▶ Instructions for the task:
Reproduce the data exactly.

▶ Available records:
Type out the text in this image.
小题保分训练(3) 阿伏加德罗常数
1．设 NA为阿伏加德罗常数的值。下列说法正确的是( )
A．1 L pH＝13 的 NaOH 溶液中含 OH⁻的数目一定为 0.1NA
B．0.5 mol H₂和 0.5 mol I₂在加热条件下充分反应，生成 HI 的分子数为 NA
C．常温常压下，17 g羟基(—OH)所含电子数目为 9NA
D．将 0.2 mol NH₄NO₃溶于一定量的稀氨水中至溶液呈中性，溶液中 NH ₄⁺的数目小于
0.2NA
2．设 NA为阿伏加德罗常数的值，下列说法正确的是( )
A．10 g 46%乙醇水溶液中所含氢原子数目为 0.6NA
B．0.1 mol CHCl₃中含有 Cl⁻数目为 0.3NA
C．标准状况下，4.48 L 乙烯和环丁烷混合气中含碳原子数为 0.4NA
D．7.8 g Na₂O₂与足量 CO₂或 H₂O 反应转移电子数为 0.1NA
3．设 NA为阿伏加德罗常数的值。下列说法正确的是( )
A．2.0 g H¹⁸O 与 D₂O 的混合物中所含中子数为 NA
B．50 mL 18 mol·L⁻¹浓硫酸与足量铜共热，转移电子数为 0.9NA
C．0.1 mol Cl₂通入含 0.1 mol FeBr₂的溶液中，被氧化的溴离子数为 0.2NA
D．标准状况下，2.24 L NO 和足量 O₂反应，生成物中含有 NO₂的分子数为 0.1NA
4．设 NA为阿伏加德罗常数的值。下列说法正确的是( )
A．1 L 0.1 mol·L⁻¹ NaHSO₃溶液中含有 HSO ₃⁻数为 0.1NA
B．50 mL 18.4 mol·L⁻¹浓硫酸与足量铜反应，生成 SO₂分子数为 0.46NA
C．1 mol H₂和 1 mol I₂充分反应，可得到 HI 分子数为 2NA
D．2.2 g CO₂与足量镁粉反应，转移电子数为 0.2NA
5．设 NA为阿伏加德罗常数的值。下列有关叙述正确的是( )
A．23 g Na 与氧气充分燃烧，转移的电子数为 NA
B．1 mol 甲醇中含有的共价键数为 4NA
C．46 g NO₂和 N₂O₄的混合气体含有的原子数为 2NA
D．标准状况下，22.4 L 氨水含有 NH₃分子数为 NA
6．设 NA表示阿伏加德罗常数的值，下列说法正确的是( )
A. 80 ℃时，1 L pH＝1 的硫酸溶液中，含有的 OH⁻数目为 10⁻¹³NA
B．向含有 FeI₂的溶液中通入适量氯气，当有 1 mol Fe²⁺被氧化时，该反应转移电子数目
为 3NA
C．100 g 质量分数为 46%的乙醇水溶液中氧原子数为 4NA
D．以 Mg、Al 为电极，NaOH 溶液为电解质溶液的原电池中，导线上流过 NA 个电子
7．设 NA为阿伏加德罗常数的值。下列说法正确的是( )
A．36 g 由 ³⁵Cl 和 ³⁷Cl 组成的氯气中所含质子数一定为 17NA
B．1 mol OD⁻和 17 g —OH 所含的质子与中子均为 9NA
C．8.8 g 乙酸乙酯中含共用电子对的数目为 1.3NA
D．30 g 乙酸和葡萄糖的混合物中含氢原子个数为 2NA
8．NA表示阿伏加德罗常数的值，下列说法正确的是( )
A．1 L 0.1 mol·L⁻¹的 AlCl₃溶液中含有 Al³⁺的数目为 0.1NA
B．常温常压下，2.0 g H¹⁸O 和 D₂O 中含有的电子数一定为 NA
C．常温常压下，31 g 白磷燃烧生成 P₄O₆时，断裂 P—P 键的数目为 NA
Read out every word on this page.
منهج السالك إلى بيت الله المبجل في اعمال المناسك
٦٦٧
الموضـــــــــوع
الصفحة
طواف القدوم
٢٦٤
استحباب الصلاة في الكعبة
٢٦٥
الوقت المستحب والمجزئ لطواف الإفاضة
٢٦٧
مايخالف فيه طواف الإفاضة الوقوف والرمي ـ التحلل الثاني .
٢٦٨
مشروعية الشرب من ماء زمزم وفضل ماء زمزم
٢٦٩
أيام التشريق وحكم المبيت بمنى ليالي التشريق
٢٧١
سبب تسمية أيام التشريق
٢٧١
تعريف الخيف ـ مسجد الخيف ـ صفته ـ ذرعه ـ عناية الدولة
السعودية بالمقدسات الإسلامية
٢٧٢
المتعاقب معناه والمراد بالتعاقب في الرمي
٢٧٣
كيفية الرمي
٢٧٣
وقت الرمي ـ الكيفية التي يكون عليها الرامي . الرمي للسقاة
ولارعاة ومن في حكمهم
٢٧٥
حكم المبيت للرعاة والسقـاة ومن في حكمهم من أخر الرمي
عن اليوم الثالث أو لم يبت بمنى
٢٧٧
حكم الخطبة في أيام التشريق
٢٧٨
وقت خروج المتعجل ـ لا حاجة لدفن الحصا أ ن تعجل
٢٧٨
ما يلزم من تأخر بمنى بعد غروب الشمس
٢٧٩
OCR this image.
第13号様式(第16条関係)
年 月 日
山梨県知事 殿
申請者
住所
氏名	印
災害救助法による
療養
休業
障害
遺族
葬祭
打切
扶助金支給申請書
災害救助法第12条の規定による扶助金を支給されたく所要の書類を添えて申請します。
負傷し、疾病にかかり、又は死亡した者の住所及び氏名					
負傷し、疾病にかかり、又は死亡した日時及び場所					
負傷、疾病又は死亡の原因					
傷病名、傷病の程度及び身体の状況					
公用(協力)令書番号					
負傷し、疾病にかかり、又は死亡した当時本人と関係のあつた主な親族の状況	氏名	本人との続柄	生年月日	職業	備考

▶ Solved problem:
Type out the text in this image.
小题保分训练(3) 阿伏加德罗常数
1．设 NA为阿伏加德罗常数的值。下列说法正确的是( )
A．1 L pH＝13 的 NaOH 溶液中含 OH⁻的数目一定为 0.1NA
B．0.5 mol H₂和 0.5 mol I₂在加热条件下充分反应，生成 HI 的分子数为 NA
C．常温常压下，17 g羟基(—OH)所含电子数目为 9NA
D．将 0.2 mol NH₄NO₃溶于一定量的稀氨水中至溶液呈中性，溶液中 NH ₄⁺的数目小于
0.2NA
2．设 NA为阿伏加德罗常数的值，下列说法正确的是( )
A．10 g 46%乙醇水溶液中所含氢原子数目为 0.6NA
B．0.1 mol CHCl₃中含有 Cl⁻数目为 0.3NA
C．标准状况下，4.48 L 乙烯和环丁烷混合气中含碳原子数为 0.4NA
D．7.8 g Na₂O₂与足量 CO₂或 H₂O 反应转移电子数为 0.1NA
3．设 NA为阿伏加德罗常数的值。下列说法正确的是( )
A．2.0 g H¹⁸O 与 D₂O 的混合物中所含中子数为 NA
B．50 mL 18 mol·L⁻¹浓硫酸与足量铜共热，转移电子数为 0.9NA
C．0.1 mol Cl₂通入含 0.1 mol FeBr₂的溶液中，被氧化的溴离子数为 0.2NA
D．标准状况下，2.24 L NO 和足量 O₂反应，生成物中含有 NO₂的分子数为 0.1NA
4．设 NA为阿伏加德罗常数的值。下列说法正确的是( )
A．1 L 0.1 mol·L⁻¹ NaHSO₃溶液中含有 HSO ₃⁻数为 0.1NA
B．50 mL 18.4 mol·L⁻¹浓硫酸与足量铜反应，生成 SO₂分子数为 0.46NA
C．1 mol H₂和 1 mol I₂充分反应，可得到 HI 分子数为 2NA
D．2.2 g CO₂与足量镁粉反应，转移电子数为 0.2NA
5．设 NA为阿伏加德罗常数的值。下列有关叙述正确的是( )
A．23 g Na 与氧气充分燃烧，转移的电子数为 NA
B．1 mol 甲醇中含有的共价键数为 4NA
C．46 g NO₂和 N₂O₄的混合气体含有的原子数为 2NA
D．标准状况下，22.4 L 氨水含有 NH₃分子数为 NA
6．设 NA表示阿伏加德罗常数的值，下列说法正确的是( )
A. 80 ℃时，1 L pH＝1 的硫酸溶液中，含有的 OH⁻数目为 10⁻¹³NA
B．向含有 FeI₂的溶液中通入适量氯气，当有 1 mol Fe²⁺被氧化时，该反应转移电子数目
为 3NA
C．100 g 质量分数为 46%的乙醇水溶液中氧原子数为 4NA
D．以 Mg、Al 为电极，NaOH 溶液为电解质溶液的原电池中，导线上流过 NA 个电子
7．设 NA为阿伏加德罗常数的值。下列说法正确的是( )
A．36 g 由 ³⁵Cl 和 ³⁷Cl 组成的氯气中所含质子数一定为 17NA
B．1 mol OD⁻和 17 g —OH 所含的质子与中子均为 9NA
C．8.8 g 乙酸乙酯中含共用电子对的数目为 1.3NA
D．30 g 乙酸和葡萄糖的混合物中含氢原子个数为 2NA
8．NA表示阿伏加德罗常数的值，下列说法正确的是( )
A．1 L 0.1 mol·L⁻¹的 AlCl₃溶液中含有 Al³⁺的数目为 0.1NA
B．常温常压下，2.0 g H¹⁸O 和 D₂O 中含有的电子数一定为 NA
C．常温常压下，31 g 白磷燃烧生成 P₄O₆时，断裂 P—P 键的数目为 NA
Read out every word on this page.
منهج السالك إلى بيت الله المبجل في اعمال المناسك
٦٦٧
الموضـــــــــوع
الصفحة
طواف القدوم
٢٦٤
استحباب الصلاة في الكعبة
٢٦٥
الوقت المستحب والمجزئ لطواف الإفاضة
٢٦٧
مايخالف فيه طواف الإفاضة الوقوف والرمي ـ التحلل الثاني .
٢٦٨
مشروعية الشرب من ماء زمزم وفضل ماء زمزم
٢٦٩
أيام التشريق وحكم المبيت بمنى ليالي التشريق
٢٧١
سبب تسمية أيام التشريق
٢٧١
تعريف الخيف ـ مسجد الخيف ـ صفته ـ ذرعه ـ عناية الدولة
السعودية بالمقدسات الإسلامية
٢٧٢
المتعاقب معناه والمراد بالتعاقب في الرمي
٢٧٣
كيفية الرمي
٢٧٣
وقت الرمي ـ الكيفية التي يكون عليها الرامي . الرمي للسقاة
ولارعاة ومن في حكمهم
٢٧٥
حكم المبيت للرعاة والسقـاة ومن في حكمهم من أخر الرمي
عن اليوم الثالث أو لم يبت بمنى
٢٧٧
حكم الخطبة في أيام التشريق
٢٧٨
وقت خروج المتعجل ـ لا حاجة لدفن الحصا أ ن تعجل
٢٧٨
ما يلزم من تأخر بمنى بعد غروب الشمس
٢٧٩
OCR this image.
第13号様式(第16条関係)
年 月 日
山梨県知事 殿
申請者
住所
氏名	印
災害救助法による
療養
休業
障害
遺族
葬祭
打切
扶助金支給申請書
災害救助法第12条の規定による扶助金を支給されたく所要の書類を添えて申請します。
負傷し、疾病にかかり、又は死亡した者の住所及び氏名					
負傷し、疾病にかかり、又は死亡した日時及び場所					
負傷、疾病又は死亡の原因					
傷病名、傷病の程度及び身体の状況					
公用(協力)令書番号					
負傷し、疾病にかかり、又は死亡した当時本人と関係のあつた主な親族の状況	氏名	本人との続柄	生年月日	職業	備考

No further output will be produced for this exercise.